Reproduce the listing below exactly. Pictures do not belong in the copy.
** START DATA FOR THIS TASK **
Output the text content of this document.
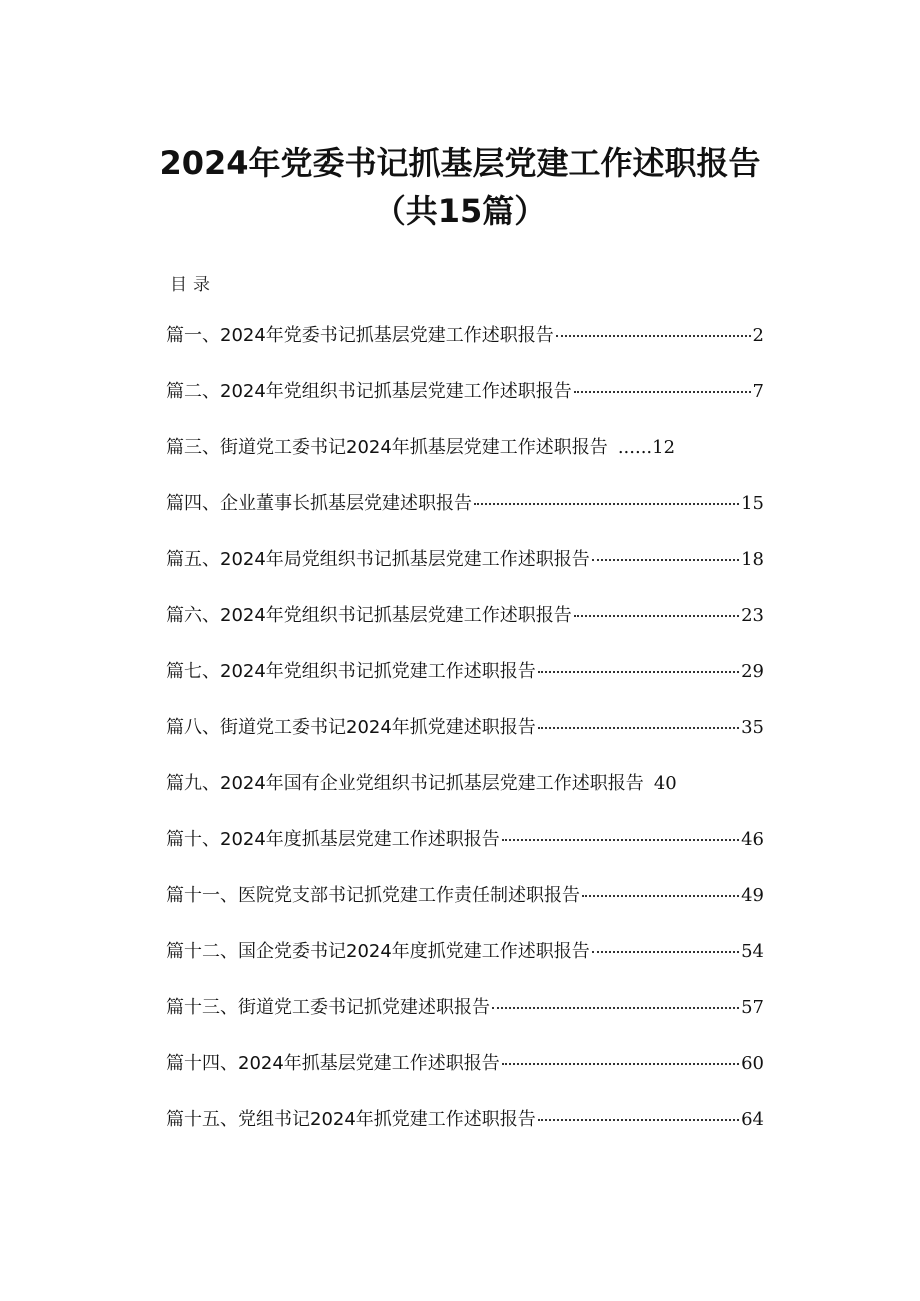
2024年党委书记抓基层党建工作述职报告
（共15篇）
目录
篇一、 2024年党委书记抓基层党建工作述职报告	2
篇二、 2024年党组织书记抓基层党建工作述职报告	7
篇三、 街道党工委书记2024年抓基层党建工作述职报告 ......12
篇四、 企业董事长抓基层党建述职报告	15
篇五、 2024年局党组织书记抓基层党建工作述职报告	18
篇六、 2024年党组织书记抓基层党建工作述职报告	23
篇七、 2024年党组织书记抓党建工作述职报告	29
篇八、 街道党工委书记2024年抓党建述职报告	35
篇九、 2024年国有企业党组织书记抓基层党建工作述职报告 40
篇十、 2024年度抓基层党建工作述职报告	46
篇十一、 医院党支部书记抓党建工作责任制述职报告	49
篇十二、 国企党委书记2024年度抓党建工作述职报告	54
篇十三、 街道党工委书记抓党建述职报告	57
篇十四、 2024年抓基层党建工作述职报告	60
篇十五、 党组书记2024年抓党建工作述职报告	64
** END DATA FOR THIS TASK **
▸ TASK SOLUTION
Output the text content of this document.
2024年党委书记抓基层党建工作述职报告
（共15篇）
目录
篇一、 2024年党委书记抓基层党建工作述职报告	2
篇二、 2024年党组织书记抓基层党建工作述职报告	7
篇三、 街道党工委书记2024年抓基层党建工作述职报告 ......12
篇四、 企业董事长抓基层党建述职报告	15
篇五、 2024年局党组织书记抓基层党建工作述职报告	18
篇六、 2024年党组织书记抓基层党建工作述职报告	23
篇七、 2024年党组织书记抓党建工作述职报告	29
篇八、 街道党工委书记2024年抓党建述职报告	35
篇九、 2024年国有企业党组织书记抓基层党建工作述职报告 40
篇十、 2024年度抓基层党建工作述职报告	46
篇十一、 医院党支部书记抓党建工作责任制述职报告	49
篇十二、 国企党委书记2024年度抓党建工作述职报告	54
篇十三、 街道党工委书记抓党建述职报告	57
篇十四、 2024年抓基层党建工作述职报告	60
篇十五、 党组书记2024年抓党建工作述职报告	64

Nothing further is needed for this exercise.